====== Given records
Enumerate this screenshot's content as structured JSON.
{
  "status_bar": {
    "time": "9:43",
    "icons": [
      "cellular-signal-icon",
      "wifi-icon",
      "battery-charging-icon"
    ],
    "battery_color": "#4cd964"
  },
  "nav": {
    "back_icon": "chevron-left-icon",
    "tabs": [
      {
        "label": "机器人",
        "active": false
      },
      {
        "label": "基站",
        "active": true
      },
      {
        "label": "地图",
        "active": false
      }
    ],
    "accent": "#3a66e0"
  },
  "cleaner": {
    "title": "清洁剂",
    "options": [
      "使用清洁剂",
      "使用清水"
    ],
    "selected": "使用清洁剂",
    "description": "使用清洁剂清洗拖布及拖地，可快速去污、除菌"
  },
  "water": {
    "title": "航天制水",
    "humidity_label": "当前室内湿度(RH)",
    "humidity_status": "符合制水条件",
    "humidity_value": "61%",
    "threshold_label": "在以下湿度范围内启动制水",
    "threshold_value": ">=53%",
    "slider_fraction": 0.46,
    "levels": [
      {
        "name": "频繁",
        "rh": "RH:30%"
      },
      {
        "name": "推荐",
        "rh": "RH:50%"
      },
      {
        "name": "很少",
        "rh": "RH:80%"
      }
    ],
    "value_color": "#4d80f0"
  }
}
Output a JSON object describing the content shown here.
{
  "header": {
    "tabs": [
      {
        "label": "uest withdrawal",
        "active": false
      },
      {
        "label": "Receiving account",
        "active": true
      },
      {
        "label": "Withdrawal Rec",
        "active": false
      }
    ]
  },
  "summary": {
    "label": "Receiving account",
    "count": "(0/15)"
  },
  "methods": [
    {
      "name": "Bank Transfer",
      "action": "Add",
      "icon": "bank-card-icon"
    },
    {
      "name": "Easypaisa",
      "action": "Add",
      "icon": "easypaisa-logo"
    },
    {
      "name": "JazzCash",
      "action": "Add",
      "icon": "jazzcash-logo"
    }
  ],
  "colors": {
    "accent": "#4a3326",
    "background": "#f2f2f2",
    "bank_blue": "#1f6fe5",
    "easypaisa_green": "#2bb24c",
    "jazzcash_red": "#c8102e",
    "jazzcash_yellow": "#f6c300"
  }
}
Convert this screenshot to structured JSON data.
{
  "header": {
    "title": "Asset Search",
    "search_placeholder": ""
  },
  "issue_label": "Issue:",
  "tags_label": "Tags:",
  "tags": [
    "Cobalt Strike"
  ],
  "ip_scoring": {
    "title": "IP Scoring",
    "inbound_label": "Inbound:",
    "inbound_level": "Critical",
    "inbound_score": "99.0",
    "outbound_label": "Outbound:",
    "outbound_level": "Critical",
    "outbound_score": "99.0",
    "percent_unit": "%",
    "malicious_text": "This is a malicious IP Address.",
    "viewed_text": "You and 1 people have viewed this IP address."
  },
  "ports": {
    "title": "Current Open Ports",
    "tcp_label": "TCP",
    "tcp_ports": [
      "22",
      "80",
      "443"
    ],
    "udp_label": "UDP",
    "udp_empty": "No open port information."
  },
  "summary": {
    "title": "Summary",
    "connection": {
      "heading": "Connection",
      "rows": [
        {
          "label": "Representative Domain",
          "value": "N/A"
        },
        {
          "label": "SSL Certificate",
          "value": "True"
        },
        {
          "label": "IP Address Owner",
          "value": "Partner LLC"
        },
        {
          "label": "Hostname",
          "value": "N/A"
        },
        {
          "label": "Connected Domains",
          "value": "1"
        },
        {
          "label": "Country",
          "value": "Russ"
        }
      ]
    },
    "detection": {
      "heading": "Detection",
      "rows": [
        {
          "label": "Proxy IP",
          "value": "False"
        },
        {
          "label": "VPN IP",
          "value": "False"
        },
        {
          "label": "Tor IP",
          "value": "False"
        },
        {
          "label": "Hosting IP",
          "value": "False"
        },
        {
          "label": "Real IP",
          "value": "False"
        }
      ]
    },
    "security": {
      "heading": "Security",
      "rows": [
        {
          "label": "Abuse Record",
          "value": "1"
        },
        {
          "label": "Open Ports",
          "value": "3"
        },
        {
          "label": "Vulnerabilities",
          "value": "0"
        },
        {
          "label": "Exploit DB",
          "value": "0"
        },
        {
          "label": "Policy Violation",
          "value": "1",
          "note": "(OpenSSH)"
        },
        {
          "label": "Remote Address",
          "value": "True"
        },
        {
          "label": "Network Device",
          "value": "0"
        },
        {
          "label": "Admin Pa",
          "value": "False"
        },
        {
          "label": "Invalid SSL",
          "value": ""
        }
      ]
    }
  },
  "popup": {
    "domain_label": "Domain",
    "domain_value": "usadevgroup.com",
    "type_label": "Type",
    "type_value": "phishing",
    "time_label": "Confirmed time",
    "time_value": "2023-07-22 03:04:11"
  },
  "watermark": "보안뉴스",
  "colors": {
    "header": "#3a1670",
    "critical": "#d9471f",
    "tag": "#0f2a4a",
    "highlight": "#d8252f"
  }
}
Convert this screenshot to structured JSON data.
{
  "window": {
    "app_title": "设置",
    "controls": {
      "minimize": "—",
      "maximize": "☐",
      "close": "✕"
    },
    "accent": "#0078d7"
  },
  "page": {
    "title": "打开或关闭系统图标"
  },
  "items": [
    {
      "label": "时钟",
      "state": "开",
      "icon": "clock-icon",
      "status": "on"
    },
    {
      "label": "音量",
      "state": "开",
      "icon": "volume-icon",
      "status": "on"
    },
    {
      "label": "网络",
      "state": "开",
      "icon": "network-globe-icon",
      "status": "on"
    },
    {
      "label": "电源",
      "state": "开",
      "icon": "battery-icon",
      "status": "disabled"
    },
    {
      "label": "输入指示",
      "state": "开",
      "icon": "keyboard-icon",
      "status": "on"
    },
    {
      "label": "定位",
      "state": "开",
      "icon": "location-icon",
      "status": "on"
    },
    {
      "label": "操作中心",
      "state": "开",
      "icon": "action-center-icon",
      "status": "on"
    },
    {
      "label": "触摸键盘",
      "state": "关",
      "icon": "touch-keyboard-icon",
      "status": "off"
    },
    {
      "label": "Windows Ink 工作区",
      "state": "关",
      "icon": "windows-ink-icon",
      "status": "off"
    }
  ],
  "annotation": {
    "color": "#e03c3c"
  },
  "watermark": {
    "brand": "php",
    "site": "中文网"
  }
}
============
> [What is being asked]
Set out the complete listing exactly as shown.

> [Exercise answer]
Enumerate this screenshot's content as structured JSON.
{
  "status_bar": {
    "time": "9:43",
    "icons": [
      "cellular-signal-icon",
      "wifi-icon",
      "battery-charging-icon"
    ],
    "battery_color": "#4cd964"
  },
  "nav": {
    "back_icon": "chevron-left-icon",
    "tabs": [
      {
        "label": "机器人",
        "active": false
      },
      {
        "label": "基站",
        "active": true
      },
      {
        "label": "地图",
        "active": false
      }
    ],
    "accent": "#3a66e0"
  },
  "cleaner": {
    "title": "清洁剂",
    "options": [
      "使用清洁剂",
      "使用清水"
    ],
    "selected": "使用清洁剂",
    "description": "使用清洁剂清洗拖布及拖地，可快速去污、除菌"
  },
  "water": {
    "title": "航天制水",
    "humidity_label": "当前室内湿度(RH)",
    "humidity_status": "符合制水条件",
    "humidity_value": "61%",
    "threshold_label": "在以下湿度范围内启动制水",
    "threshold_value": ">=53%",
    "slider_fraction": 0.46,
    "levels": [
      {
        "name": "频繁",
        "rh": "RH:30%"
      },
      {
        "name": "推荐",
        "rh": "RH:50%"
      },
      {
        "name": "很少",
        "rh": "RH:80%"
      }
    ],
    "value_color": "#4d80f0"
  }
}
Output a JSON object describing the content shown here.
{
  "header": {
    "tabs": [
      {
        "label": "uest withdrawal",
        "active": false
      },
      {
        "label": "Receiving account",
        "active": true
      },
      {
        "label": "Withdrawal Rec",
        "active": false
      }
    ]
  },
  "summary": {
    "label": "Receiving account",
    "count": "(0/15)"
  },
  "methods": [
    {
      "name": "Bank Transfer",
      "action": "Add",
      "icon": "bank-card-icon"
    },
    {
      "name": "Easypaisa",
      "action": "Add",
      "icon": "easypaisa-logo"
    },
    {
      "name": "JazzCash",
      "action": "Add",
      "icon": "jazzcash-logo"
    }
  ],
  "colors": {
    "accent": "#4a3326",
    "background": "#f2f2f2",
    "bank_blue": "#1f6fe5",
    "easypaisa_green": "#2bb24c",
    "jazzcash_red": "#c8102e",
    "jazzcash_yellow": "#f6c300"
  }
}
Convert this screenshot to structured JSON data.
{
  "header": {
    "title": "Asset Search",
    "search_placeholder": ""
  },
  "issue_label": "Issue:",
  "tags_label": "Tags:",
  "tags": [
    "Cobalt Strike"
  ],
  "ip_scoring": {
    "title": "IP Scoring",
    "inbound_label": "Inbound:",
    "inbound_level": "Critical",
    "inbound_score": "99.0",
    "outbound_label": "Outbound:",
    "outbound_level": "Critical",
    "outbound_score": "99.0",
    "percent_unit": "%",
    "malicious_text": "This is a malicious IP Address.",
    "viewed_text": "You and 1 people have viewed this IP address."
  },
  "ports": {
    "title": "Current Open Ports",
    "tcp_label": "TCP",
    "tcp_ports": [
      "22",
      "80",
      "443"
    ],
    "udp_label": "UDP",
    "udp_empty": "No open port information."
  },
  "summary": {
    "title": "Summary",
    "connection": {
      "heading": "Connection",
      "rows": [
        {
          "label": "Representative Domain",
          "value": "N/A"
        },
        {
          "label": "SSL Certificate",
          "value": "True"
        },
        {
          "label": "IP Address Owner",
          "value": "Partner LLC"
        },
        {
          "label": "Hostname",
          "value": "N/A"
        },
        {
          "label": "Connected Domains",
          "value": "1"
        },
        {
          "label": "Country",
          "value": "Russ"
        }
      ]
    },
    "detection": {
      "heading": "Detection",
      "rows": [
        {
          "label": "Proxy IP",
          "value": "False"
        },
        {
          "label": "VPN IP",
          "value": "False"
        },
        {
          "label": "Tor IP",
          "value": "False"
        },
        {
          "label": "Hosting IP",
          "value": "False"
        },
        {
          "label": "Real IP",
          "value": "False"
        }
      ]
    },
    "security": {
      "heading": "Security",
      "rows": [
        {
          "label": "Abuse Record",
          "value": "1"
        },
        {
          "label": "Open Ports",
          "value": "3"
        },
        {
          "label": "Vulnerabilities",
          "value": "0"
        },
        {
          "label": "Exploit DB",
          "value": "0"
        },
        {
          "label": "Policy Violation",
          "value": "1",
          "note": "(OpenSSH)"
        },
        {
          "label": "Remote Address",
          "value": "True"
        },
        {
          "label": "Network Device",
          "value": "0"
        },
        {
          "label": "Admin Pa",
          "value": "False"
        },
        {
          "label": "Invalid SSL",
          "value": ""
        }
      ]
    }
  },
  "popup": {
    "domain_label": "Domain",
    "domain_value": "usadevgroup.com",
    "type_label": "Type",
    "type_value": "phishing",
    "time_label": "Confirmed time",
    "time_value": "2023-07-22 03:04:11"
  },
  "watermark": "보안뉴스",
  "colors": {
    "header": "#3a1670",
    "critical": "#d9471f",
    "tag": "#0f2a4a",
    "highlight": "#d8252f"
  }
}
Convert this screenshot to structured JSON data.
{
  "window": {
    "app_title": "设置",
    "controls": {
      "minimize": "—",
      "maximize": "☐",
      "close": "✕"
    },
    "accent": "#0078d7"
  },
  "page": {
    "title": "打开或关闭系统图标"
  },
  "items": [
    {
      "label": "时钟",
      "state": "开",
      "icon": "clock-icon",
      "status": "on"
    },
    {
      "label": "音量",
      "state": "开",
      "icon": "volume-icon",
      "status": "on"
    },
    {
      "label": "网络",
      "state": "开",
      "icon": "network-globe-icon",
      "status": "on"
    },
    {
      "label": "电源",
      "state": "开",
      "icon": "battery-icon",
      "status": "disabled"
    },
    {
      "label": "输入指示",
      "state": "开",
      "icon": "keyboard-icon",
      "status": "on"
    },
    {
      "label": "定位",
      "state": "开",
      "icon": "location-icon",
      "status": "on"
    },
    {
      "label": "操作中心",
      "state": "开",
      "icon": "action-center-icon",
      "status": "on"
    },
    {
      "label": "触摸键盘",
      "state": "关",
      "icon": "touch-keyboard-icon",
      "status": "off"
    },
    {
      "label": "Windows Ink 工作区",
      "state": "关",
      "icon": "windows-ink-icon",
      "status": "off"
    }
  ],
  "annotation": {
    "color": "#e03c3c"
  },
  "watermark": {
    "brand": "php",
    "site": "中文网"
  }
}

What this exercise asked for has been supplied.